Data provided »
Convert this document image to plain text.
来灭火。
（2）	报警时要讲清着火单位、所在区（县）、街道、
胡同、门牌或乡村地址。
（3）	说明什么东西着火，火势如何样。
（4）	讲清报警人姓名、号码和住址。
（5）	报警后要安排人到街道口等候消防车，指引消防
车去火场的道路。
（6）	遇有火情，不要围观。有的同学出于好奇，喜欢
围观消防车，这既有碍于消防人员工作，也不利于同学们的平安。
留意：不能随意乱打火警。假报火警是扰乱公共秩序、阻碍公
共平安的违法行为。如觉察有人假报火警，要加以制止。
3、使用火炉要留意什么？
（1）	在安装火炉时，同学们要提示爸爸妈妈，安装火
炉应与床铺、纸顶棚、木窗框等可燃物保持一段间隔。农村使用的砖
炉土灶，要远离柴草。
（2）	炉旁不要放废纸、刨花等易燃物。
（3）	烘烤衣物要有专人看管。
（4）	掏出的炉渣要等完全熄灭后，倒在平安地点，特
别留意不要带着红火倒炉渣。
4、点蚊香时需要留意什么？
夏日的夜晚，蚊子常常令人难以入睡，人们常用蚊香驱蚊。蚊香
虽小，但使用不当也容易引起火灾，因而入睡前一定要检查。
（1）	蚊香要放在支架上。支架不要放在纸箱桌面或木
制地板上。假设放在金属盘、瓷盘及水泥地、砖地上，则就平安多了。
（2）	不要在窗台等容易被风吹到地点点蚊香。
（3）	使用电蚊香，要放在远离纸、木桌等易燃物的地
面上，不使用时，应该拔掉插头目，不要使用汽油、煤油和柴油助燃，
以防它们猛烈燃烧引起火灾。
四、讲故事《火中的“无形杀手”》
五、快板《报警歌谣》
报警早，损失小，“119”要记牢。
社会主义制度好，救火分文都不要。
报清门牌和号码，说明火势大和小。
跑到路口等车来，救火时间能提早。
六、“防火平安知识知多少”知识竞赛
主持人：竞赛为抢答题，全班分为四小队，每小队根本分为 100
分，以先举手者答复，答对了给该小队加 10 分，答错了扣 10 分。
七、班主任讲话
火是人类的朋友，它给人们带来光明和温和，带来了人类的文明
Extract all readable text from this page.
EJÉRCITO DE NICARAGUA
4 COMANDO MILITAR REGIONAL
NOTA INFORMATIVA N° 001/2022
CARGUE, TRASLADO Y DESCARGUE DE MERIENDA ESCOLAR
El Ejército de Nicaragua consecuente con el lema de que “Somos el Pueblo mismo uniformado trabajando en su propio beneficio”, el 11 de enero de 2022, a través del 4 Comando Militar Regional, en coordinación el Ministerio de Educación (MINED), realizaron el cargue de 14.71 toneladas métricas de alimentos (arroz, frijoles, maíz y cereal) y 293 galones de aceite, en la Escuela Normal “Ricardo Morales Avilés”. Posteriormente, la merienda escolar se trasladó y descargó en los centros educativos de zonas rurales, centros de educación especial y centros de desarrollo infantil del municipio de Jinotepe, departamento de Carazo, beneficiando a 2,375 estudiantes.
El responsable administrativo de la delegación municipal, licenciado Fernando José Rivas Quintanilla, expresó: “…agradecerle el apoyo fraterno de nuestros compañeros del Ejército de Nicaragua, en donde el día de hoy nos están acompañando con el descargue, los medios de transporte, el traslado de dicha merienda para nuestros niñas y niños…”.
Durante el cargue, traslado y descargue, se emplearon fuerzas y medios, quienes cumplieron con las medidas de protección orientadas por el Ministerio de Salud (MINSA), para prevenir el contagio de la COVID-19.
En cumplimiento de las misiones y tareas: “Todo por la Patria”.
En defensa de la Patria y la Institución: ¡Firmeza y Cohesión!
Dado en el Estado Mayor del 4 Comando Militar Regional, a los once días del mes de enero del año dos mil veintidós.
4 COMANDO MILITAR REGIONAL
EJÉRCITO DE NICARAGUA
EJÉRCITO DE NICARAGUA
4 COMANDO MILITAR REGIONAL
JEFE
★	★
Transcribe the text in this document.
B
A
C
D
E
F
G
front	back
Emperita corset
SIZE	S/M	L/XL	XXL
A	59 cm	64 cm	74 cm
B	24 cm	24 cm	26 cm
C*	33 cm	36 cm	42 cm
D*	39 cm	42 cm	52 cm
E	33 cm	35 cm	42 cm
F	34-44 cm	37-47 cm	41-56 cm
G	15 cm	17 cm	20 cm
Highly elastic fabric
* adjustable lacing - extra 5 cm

Task instructions » Where a line of the entries contains the word "para", copy that line.

Completed task »
El responsable administrativo de la delegación municipal, licenciado Fernando José Rivas Quintanilla, expresó: “…agradecerle el apoyo fraterno de nuestros compañeros del Ejército de Nicaragua, en donde el día de hoy nos están acompañando con el descargue, los medios de transporte, el traslado de dicha merienda para nuestros niñas y niños…”.
Durante el cargue, traslado y descargue, se emplearon fuerzas y medios, quienes cumplieron con las medidas de protección orientadas por el Ministerio de Salud (MINSA), para prevenir el contagio de la COVID-19.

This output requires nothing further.